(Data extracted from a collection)
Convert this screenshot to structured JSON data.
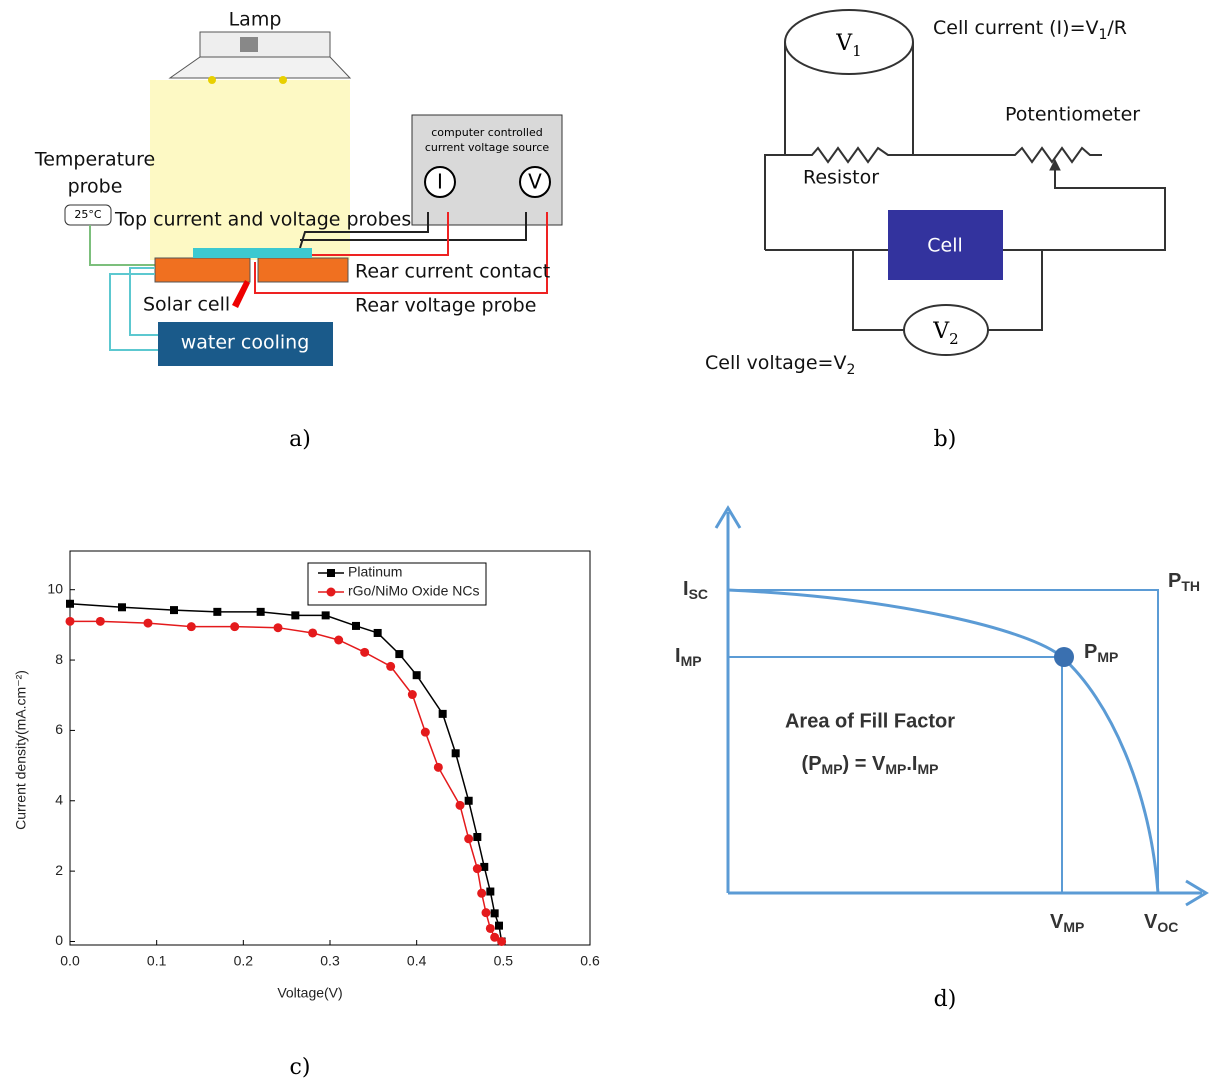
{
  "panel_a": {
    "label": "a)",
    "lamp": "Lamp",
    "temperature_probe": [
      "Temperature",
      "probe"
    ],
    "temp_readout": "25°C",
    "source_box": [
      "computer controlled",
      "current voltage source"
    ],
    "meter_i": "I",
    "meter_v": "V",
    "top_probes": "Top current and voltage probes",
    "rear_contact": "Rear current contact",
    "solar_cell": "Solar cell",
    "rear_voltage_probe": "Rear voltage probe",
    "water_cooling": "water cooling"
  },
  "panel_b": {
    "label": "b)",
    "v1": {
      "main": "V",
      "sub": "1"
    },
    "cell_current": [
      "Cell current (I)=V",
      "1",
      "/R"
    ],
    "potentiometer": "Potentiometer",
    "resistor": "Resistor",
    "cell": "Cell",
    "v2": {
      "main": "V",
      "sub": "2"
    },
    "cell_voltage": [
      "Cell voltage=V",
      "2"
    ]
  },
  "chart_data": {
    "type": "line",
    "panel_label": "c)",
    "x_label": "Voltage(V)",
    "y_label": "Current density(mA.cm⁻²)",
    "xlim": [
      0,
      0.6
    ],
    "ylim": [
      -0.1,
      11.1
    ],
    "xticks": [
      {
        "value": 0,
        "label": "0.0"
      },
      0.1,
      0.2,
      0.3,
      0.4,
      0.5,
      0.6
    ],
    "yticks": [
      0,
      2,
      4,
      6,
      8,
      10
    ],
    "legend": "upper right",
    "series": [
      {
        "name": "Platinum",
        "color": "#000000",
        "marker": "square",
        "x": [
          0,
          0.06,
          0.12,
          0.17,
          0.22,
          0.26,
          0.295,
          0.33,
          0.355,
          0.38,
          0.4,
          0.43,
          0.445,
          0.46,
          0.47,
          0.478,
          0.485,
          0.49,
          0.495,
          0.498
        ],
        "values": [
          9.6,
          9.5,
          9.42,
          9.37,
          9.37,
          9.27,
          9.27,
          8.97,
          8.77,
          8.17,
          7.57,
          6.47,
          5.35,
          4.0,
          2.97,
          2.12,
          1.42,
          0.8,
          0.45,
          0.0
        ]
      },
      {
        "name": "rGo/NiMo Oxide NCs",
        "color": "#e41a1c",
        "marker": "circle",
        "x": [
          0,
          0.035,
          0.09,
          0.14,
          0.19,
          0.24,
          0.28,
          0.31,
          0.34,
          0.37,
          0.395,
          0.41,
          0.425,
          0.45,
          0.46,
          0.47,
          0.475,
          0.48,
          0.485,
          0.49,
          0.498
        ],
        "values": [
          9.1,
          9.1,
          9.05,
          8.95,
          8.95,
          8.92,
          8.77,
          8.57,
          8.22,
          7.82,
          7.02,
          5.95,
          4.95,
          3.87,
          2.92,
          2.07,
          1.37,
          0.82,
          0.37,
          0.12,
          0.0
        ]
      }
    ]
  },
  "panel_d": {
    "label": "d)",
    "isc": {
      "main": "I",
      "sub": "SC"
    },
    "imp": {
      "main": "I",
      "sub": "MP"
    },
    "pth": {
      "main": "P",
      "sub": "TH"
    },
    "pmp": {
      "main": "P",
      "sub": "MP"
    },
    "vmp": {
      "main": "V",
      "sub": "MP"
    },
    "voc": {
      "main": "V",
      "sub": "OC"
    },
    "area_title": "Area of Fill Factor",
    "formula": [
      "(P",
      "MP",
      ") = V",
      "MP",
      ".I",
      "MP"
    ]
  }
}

The task:
An exact transcription of all the entries is required, without the pictures.

Output for this exercise:
Convert this screenshot to structured JSON data.
{
  "panel_a": {
    "label": "a)",
    "lamp": "Lamp",
    "temperature_probe": [
      "Temperature",
      "probe"
    ],
    "temp_readout": "25°C",
    "source_box": [
      "computer controlled",
      "current voltage source"
    ],
    "meter_i": "I",
    "meter_v": "V",
    "top_probes": "Top current and voltage probes",
    "rear_contact": "Rear current contact",
    "solar_cell": "Solar cell",
    "rear_voltage_probe": "Rear voltage probe",
    "water_cooling": "water cooling"
  },
  "panel_b": {
    "label": "b)",
    "v1": {
      "main": "V",
      "sub": "1"
    },
    "cell_current": [
      "Cell current (I)=V",
      "1",
      "/R"
    ],
    "potentiometer": "Potentiometer",
    "resistor": "Resistor",
    "cell": "Cell",
    "v2": {
      "main": "V",
      "sub": "2"
    },
    "cell_voltage": [
      "Cell voltage=V",
      "2"
    ]
  },
  "chart_data": {
    "type": "line",
    "panel_label": "c)",
    "x_label": "Voltage(V)",
    "y_label": "Current density(mA.cm⁻²)",
    "xlim": [
      0,
      0.6
    ],
    "ylim": [
      -0.1,
      11.1
    ],
    "xticks": [
      {
        "value": 0,
        "label": "0.0"
      },
      0.1,
      0.2,
      0.3,
      0.4,
      0.5,
      0.6
    ],
    "yticks": [
      0,
      2,
      4,
      6,
      8,
      10
    ],
    "legend": "upper right",
    "series": [
      {
        "name": "Platinum",
        "color": "#000000",
        "marker": "square",
        "x": [
          0,
          0.06,
          0.12,
          0.17,
          0.22,
          0.26,
          0.295,
          0.33,
          0.355,
          0.38,
          0.4,
          0.43,
          0.445,
          0.46,
          0.47,
          0.478,
          0.485,
          0.49,
          0.495,
          0.498
        ],
        "values": [
          9.6,
          9.5,
          9.42,
          9.37,
          9.37,
          9.27,
          9.27,
          8.97,
          8.77,
          8.17,
          7.57,
          6.47,
          5.35,
          4.0,
          2.97,
          2.12,
          1.42,
          0.8,
          0.45,
          0.0
        ]
      },
      {
        "name": "rGo/NiMo Oxide NCs",
        "color": "#e41a1c",
        "marker": "circle",
        "x": [
          0,
          0.035,
          0.09,
          0.14,
          0.19,
          0.24,
          0.28,
          0.31,
          0.34,
          0.37,
          0.395,
          0.41,
          0.425,
          0.45,
          0.46,
          0.47,
          0.475,
          0.48,
          0.485,
          0.49,
          0.498
        ],
        "values": [
          9.1,
          9.1,
          9.05,
          8.95,
          8.95,
          8.92,
          8.77,
          8.57,
          8.22,
          7.82,
          7.02,
          5.95,
          4.95,
          3.87,
          2.92,
          2.07,
          1.37,
          0.82,
          0.37,
          0.12,
          0.0
        ]
      }
    ]
  },
  "panel_d": {
    "label": "d)",
    "isc": {
      "main": "I",
      "sub": "SC"
    },
    "imp": {
      "main": "I",
      "sub": "MP"
    },
    "pth": {
      "main": "P",
      "sub": "TH"
    },
    "pmp": {
      "main": "P",
      "sub": "MP"
    },
    "vmp": {
      "main": "V",
      "sub": "MP"
    },
    "voc": {
      "main": "V",
      "sub": "OC"
    },
    "area_title": "Area of Fill Factor",
    "formula": [
      "(P",
      "MP",
      ") = V",
      "MP",
      ".I",
      "MP"
    ]
  }
}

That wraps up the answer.